Select the lines below containing the word "湖心亭一点".

__Extracted entries__:
---

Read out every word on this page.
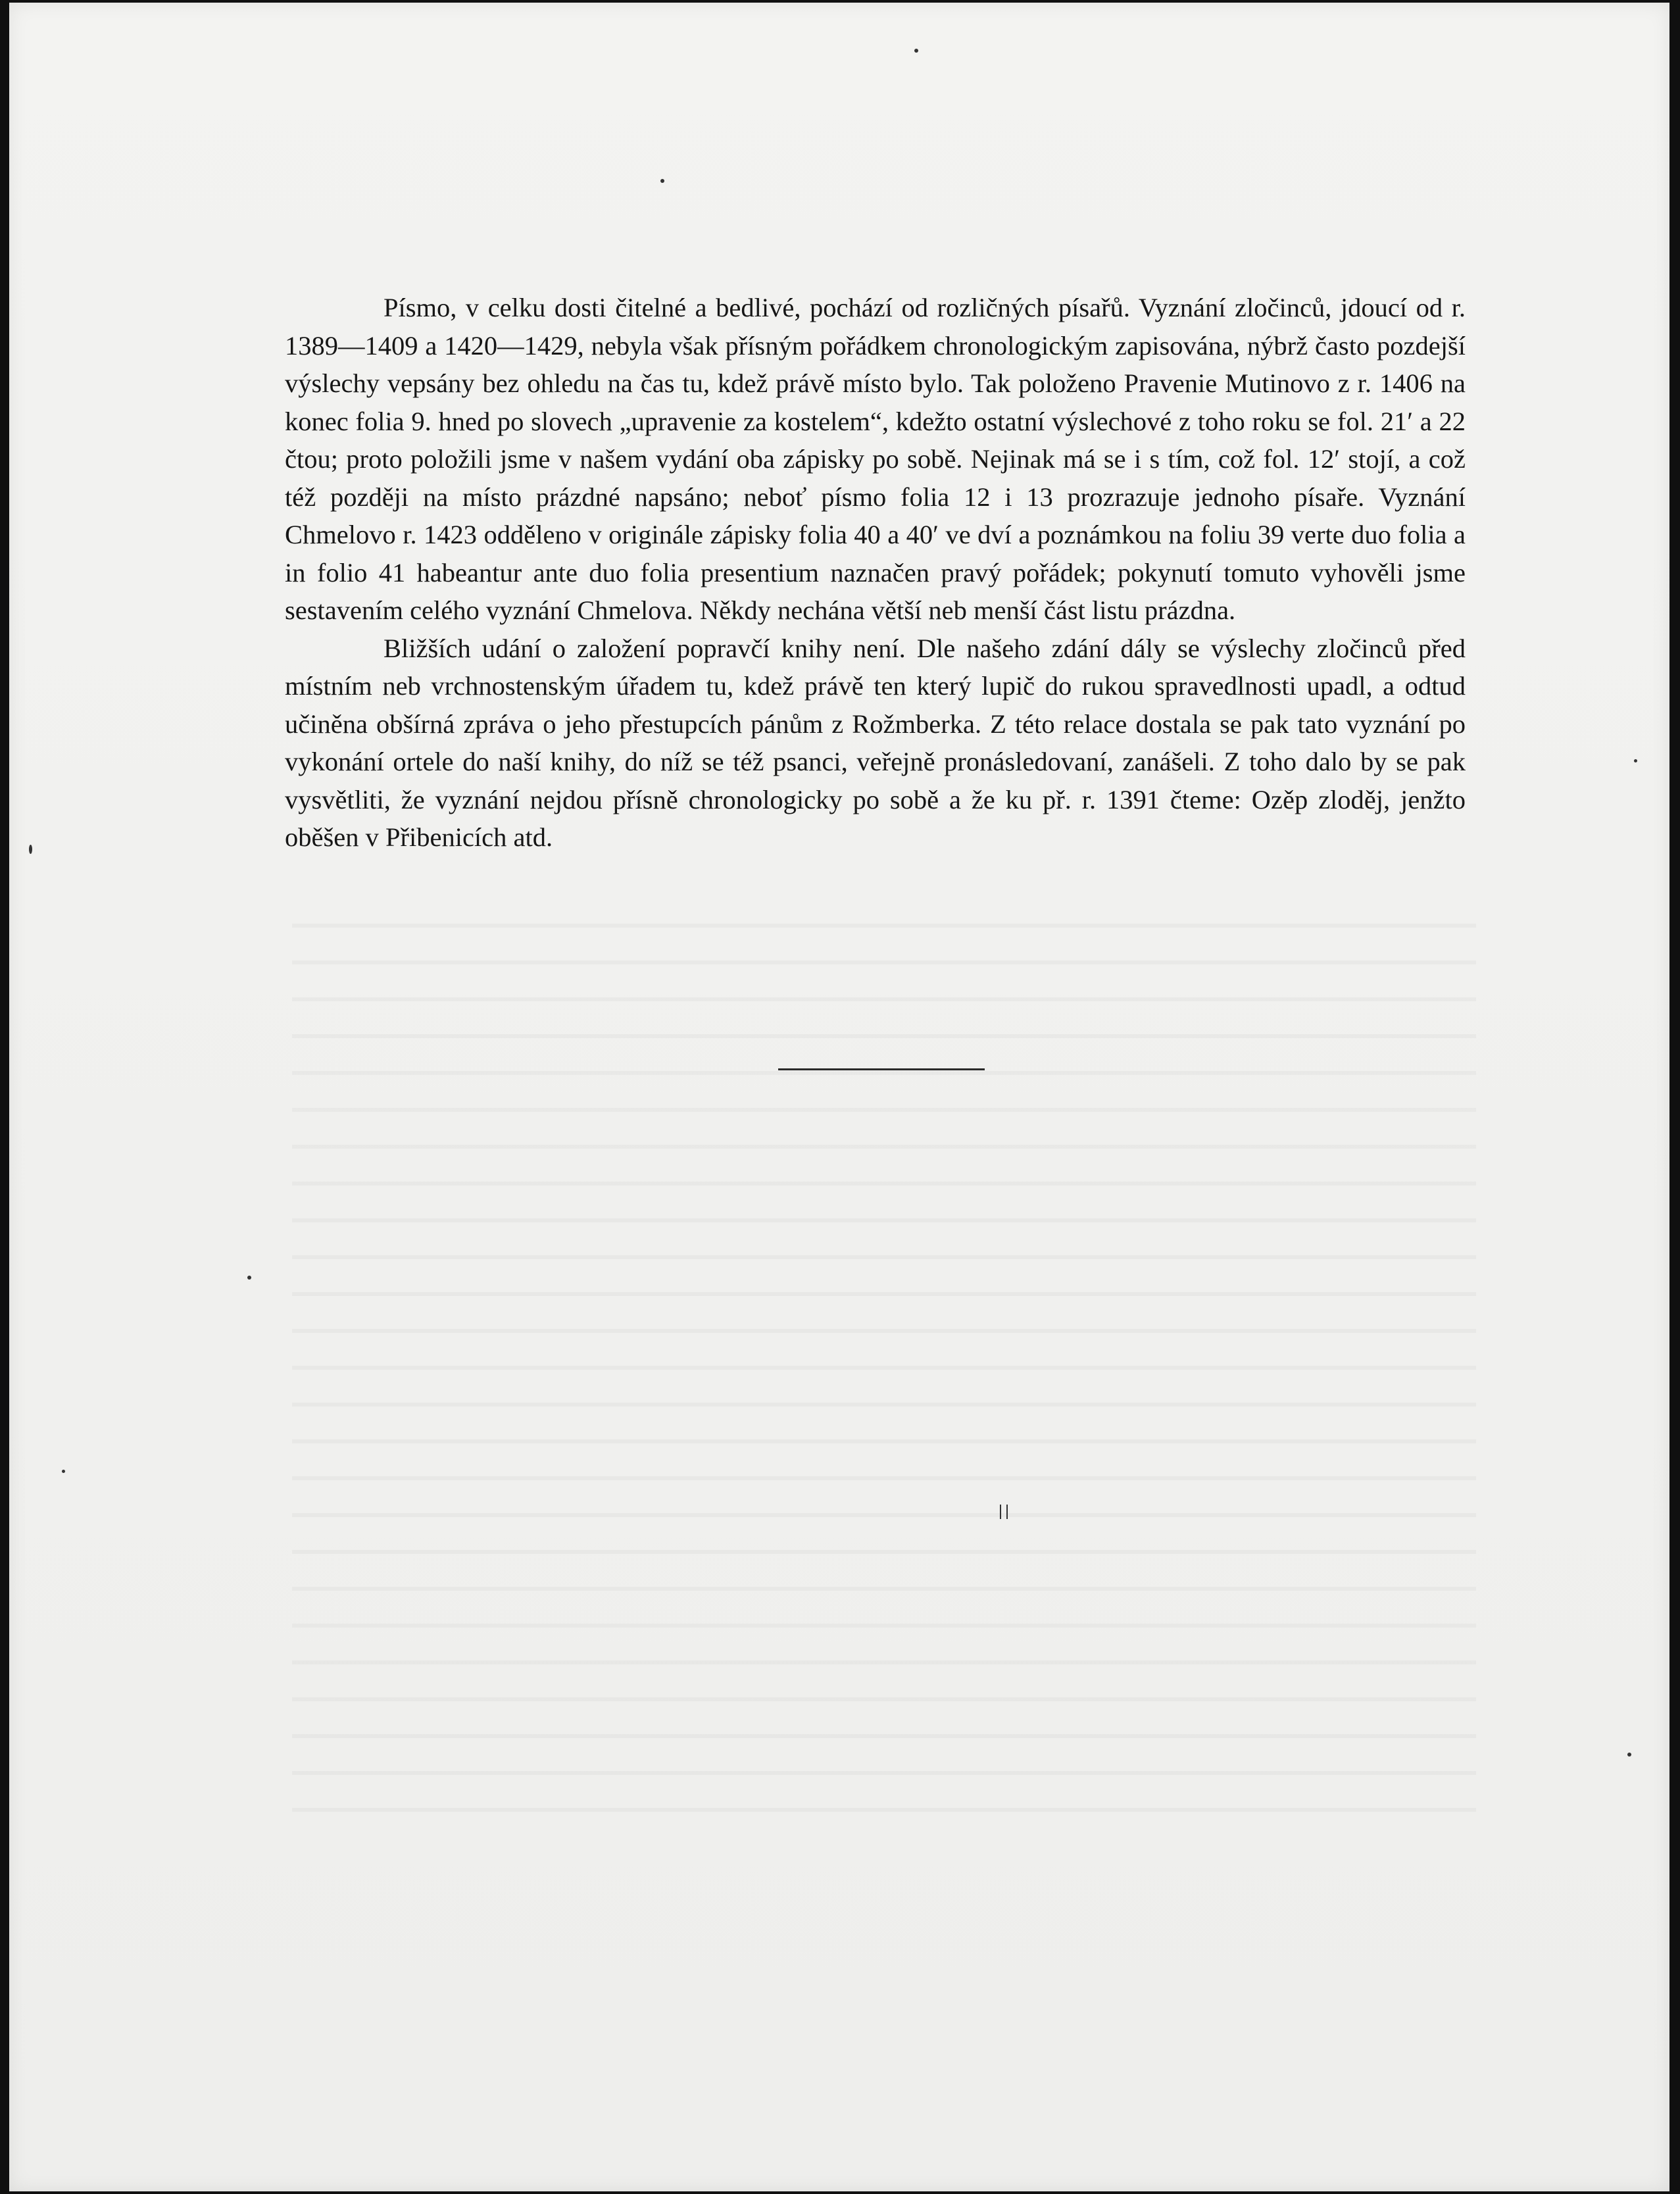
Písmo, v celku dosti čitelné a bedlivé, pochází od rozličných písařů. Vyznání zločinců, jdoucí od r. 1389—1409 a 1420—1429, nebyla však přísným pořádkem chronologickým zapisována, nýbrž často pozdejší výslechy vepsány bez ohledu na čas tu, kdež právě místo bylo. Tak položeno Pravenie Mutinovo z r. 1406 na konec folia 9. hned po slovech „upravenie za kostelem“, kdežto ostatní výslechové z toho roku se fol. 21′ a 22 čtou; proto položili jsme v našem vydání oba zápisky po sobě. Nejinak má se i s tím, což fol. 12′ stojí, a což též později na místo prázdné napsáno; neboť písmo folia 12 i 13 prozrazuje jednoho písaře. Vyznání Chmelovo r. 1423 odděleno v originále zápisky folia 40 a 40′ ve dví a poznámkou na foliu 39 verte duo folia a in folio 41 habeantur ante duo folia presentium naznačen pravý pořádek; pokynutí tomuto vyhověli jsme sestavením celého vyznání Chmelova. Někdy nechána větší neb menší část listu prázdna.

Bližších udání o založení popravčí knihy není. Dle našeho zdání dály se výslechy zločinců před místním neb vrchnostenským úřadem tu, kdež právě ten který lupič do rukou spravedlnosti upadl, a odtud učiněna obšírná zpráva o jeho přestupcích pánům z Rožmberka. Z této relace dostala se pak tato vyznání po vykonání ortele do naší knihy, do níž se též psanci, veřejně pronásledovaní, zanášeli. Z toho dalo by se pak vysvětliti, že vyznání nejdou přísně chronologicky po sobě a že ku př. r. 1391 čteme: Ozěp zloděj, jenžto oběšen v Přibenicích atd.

---

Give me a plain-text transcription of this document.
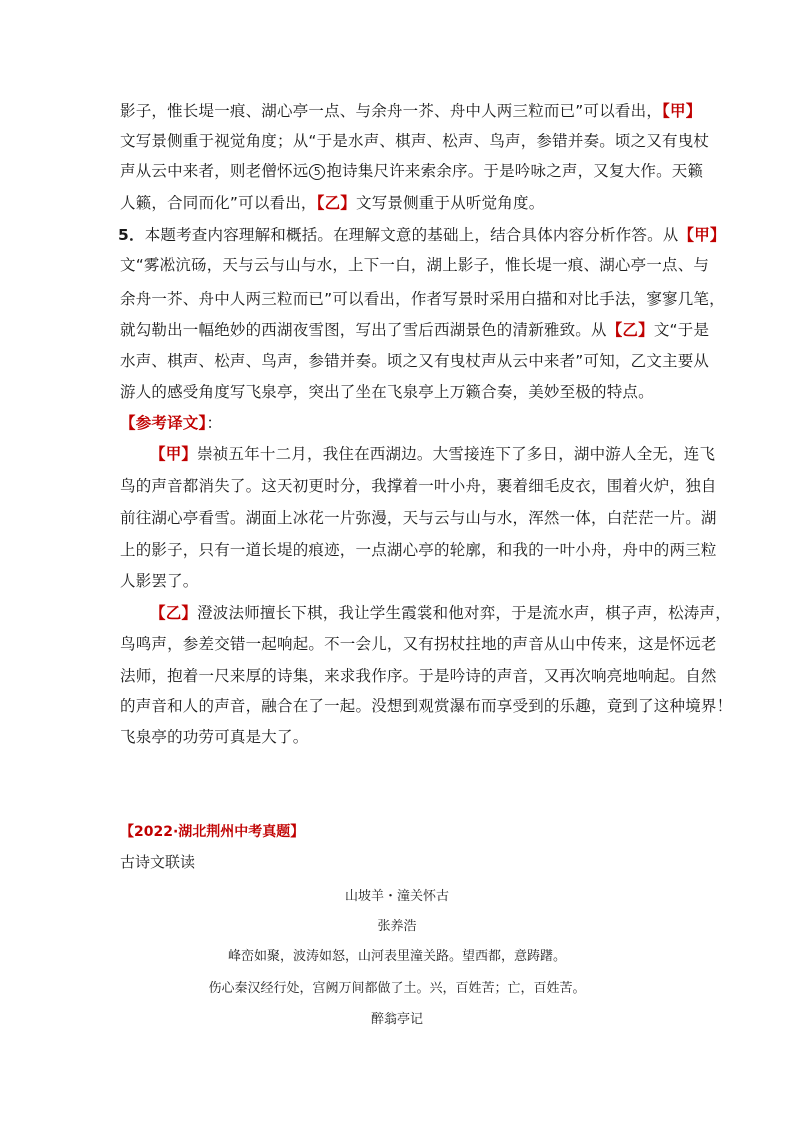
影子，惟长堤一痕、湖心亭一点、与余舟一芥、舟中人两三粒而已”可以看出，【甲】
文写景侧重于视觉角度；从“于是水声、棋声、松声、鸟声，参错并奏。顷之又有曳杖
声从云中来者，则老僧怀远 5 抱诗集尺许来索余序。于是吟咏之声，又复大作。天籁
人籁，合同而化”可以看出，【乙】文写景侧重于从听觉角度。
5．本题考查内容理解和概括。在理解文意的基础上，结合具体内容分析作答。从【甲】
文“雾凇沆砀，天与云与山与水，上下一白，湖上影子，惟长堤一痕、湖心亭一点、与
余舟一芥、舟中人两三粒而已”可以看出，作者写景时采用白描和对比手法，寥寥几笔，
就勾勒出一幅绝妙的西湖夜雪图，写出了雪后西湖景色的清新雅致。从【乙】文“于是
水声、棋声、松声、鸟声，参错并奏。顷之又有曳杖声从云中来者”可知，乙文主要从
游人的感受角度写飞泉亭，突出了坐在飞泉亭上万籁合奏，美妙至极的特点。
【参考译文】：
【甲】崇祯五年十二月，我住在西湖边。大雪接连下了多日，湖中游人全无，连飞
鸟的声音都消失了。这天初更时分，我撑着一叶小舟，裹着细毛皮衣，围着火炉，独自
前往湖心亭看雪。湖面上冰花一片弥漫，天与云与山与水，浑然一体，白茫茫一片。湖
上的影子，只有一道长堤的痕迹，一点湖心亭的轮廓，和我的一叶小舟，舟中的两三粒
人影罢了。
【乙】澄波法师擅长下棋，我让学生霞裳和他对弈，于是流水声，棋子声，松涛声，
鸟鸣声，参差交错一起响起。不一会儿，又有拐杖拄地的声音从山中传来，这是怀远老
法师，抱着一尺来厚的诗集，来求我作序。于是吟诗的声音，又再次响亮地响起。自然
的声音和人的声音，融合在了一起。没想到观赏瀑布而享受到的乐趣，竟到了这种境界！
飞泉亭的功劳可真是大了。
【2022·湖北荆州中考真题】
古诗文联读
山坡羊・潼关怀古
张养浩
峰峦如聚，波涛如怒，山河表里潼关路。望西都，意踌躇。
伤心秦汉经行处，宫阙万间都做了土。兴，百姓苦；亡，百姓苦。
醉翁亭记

---

__Response__:
影子，惟长堤一痕、湖心亭一点、与余舟一芥、舟中人两三粒而已”可以看出，【甲】
文“雾凇沆砀，天与云与山与水，上下一白，湖上影子，惟长堤一痕、湖心亭一点、与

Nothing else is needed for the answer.